INFORMATION SHOWN:
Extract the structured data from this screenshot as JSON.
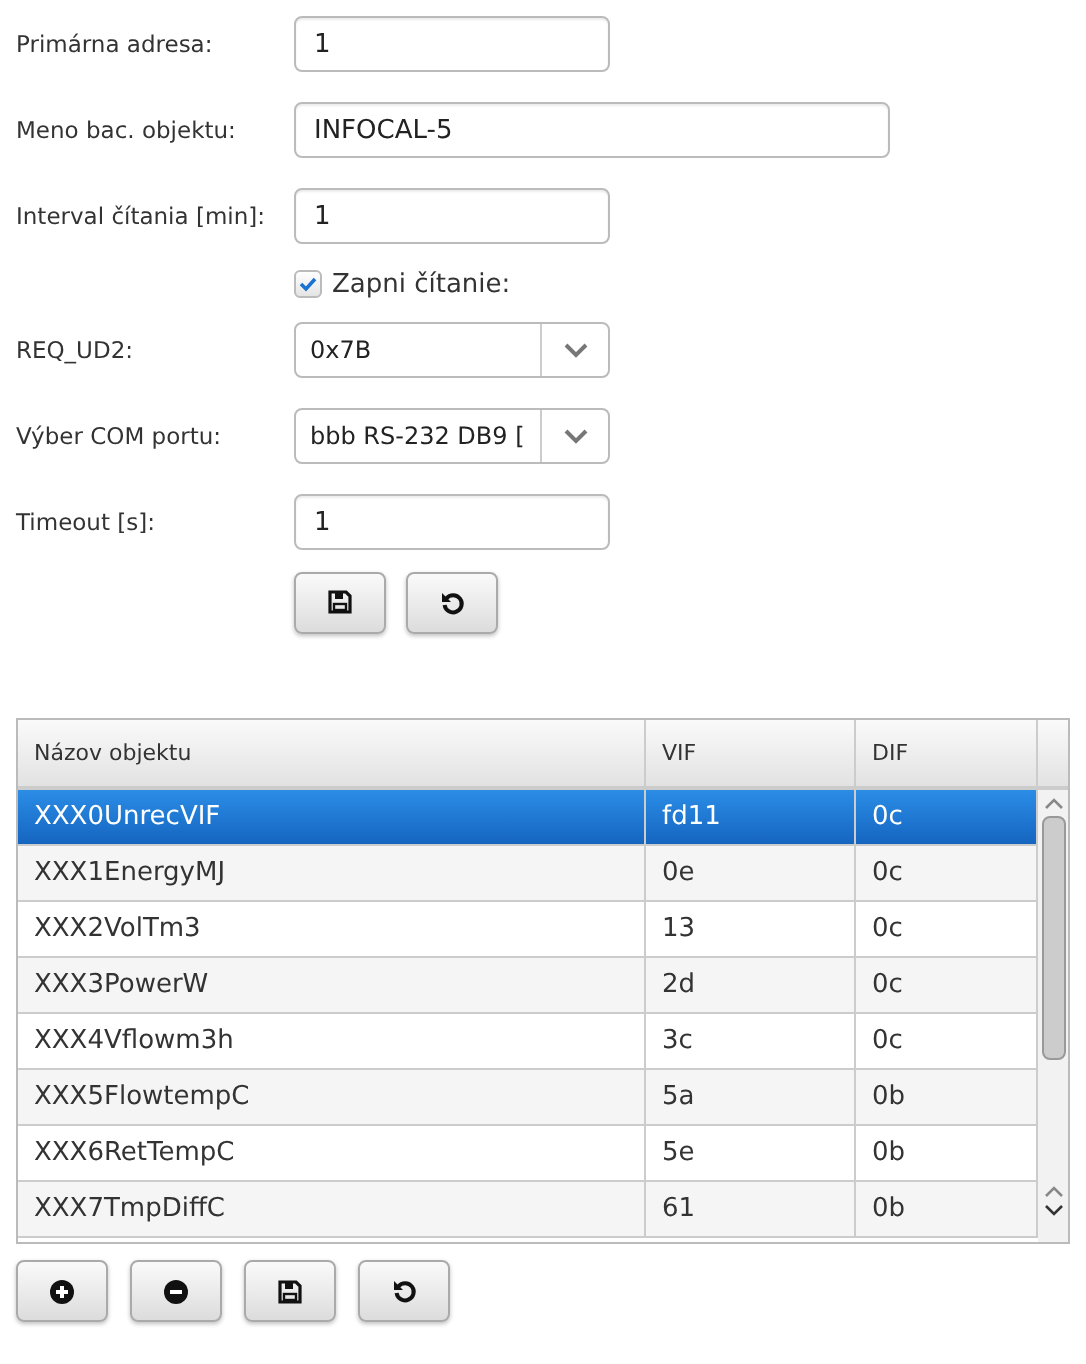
{
  "form": {
    "fields": [
      {
        "kind": "text",
        "label": "Primárna adresa:",
        "value": "1"
      },
      {
        "kind": "wide-text",
        "label": "Meno bac. objektu:",
        "value": "INFOCAL-5"
      },
      {
        "kind": "text",
        "label": "Interval čítania [min]:",
        "value": "1"
      },
      {
        "kind": "checkbox",
        "label": "Zapni čítanie:",
        "checked": true
      },
      {
        "kind": "select",
        "label": "REQ_UD2:",
        "value": "0x7B"
      },
      {
        "kind": "select",
        "label": "Výber COM portu:",
        "value": "bbb RS-232 DB9 ["
      },
      {
        "kind": "text",
        "label": "Timeout [s]:",
        "value": "1"
      }
    ],
    "buttons": [
      {
        "kind": "save"
      },
      {
        "kind": "reset"
      }
    ]
  },
  "table": {
    "columns": [
      "Názov objektu",
      "VIF",
      "DIF"
    ],
    "rows": [
      {
        "cells": [
          "XXX0UnrecVIF",
          "fd11",
          "0c"
        ],
        "selected": true
      },
      {
        "cells": [
          "XXX1EnergyMJ",
          "0e",
          "0c"
        ],
        "selected": false
      },
      {
        "cells": [
          "XXX2VolTm3",
          "13",
          "0c"
        ],
        "selected": false
      },
      {
        "cells": [
          "XXX3PowerW",
          "2d",
          "0c"
        ],
        "selected": false
      },
      {
        "cells": [
          "XXX4Vflowm3h",
          "3c",
          "0c"
        ],
        "selected": false
      },
      {
        "cells": [
          "XXX5FlowtempC",
          "5a",
          "0b"
        ],
        "selected": false
      },
      {
        "cells": [
          "XXX6RetTempC",
          "5e",
          "0b"
        ],
        "selected": false
      },
      {
        "cells": [
          "XXX7TmpDiffC",
          "61",
          "0b"
        ],
        "selected": false
      }
    ]
  },
  "table_buttons": [
    {
      "kind": "add"
    },
    {
      "kind": "remove"
    },
    {
      "kind": "save"
    },
    {
      "kind": "reset"
    }
  ]
}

WORK TO BE COMPLETED: The records above must be transcribed exactly. Pictures are left out of the copy.

FULL ANSWER:
Extract the structured data from this screenshot as JSON.
{
  "form": {
    "fields": [
      {
        "kind": "text",
        "label": "Primárna adresa:",
        "value": "1"
      },
      {
        "kind": "wide-text",
        "label": "Meno bac. objektu:",
        "value": "INFOCAL-5"
      },
      {
        "kind": "text",
        "label": "Interval čítania [min]:",
        "value": "1"
      },
      {
        "kind": "checkbox",
        "label": "Zapni čítanie:",
        "checked": true
      },
      {
        "kind": "select",
        "label": "REQ_UD2:",
        "value": "0x7B"
      },
      {
        "kind": "select",
        "label": "Výber COM portu:",
        "value": "bbb RS-232 DB9 ["
      },
      {
        "kind": "text",
        "label": "Timeout [s]:",
        "value": "1"
      }
    ],
    "buttons": [
      {
        "kind": "save"
      },
      {
        "kind": "reset"
      }
    ]
  },
  "table": {
    "columns": [
      "Názov objektu",
      "VIF",
      "DIF"
    ],
    "rows": [
      {
        "cells": [
          "XXX0UnrecVIF",
          "fd11",
          "0c"
        ],
        "selected": true
      },
      {
        "cells": [
          "XXX1EnergyMJ",
          "0e",
          "0c"
        ],
        "selected": false
      },
      {
        "cells": [
          "XXX2VolTm3",
          "13",
          "0c"
        ],
        "selected": false
      },
      {
        "cells": [
          "XXX3PowerW",
          "2d",
          "0c"
        ],
        "selected": false
      },
      {
        "cells": [
          "XXX4Vflowm3h",
          "3c",
          "0c"
        ],
        "selected": false
      },
      {
        "cells": [
          "XXX5FlowtempC",
          "5a",
          "0b"
        ],
        "selected": false
      },
      {
        "cells": [
          "XXX6RetTempC",
          "5e",
          "0b"
        ],
        "selected": false
      },
      {
        "cells": [
          "XXX7TmpDiffC",
          "61",
          "0b"
        ],
        "selected": false
      }
    ]
  },
  "table_buttons": [
    {
      "kind": "add"
    },
    {
      "kind": "remove"
    },
    {
      "kind": "save"
    },
    {
      "kind": "reset"
    }
  ]
}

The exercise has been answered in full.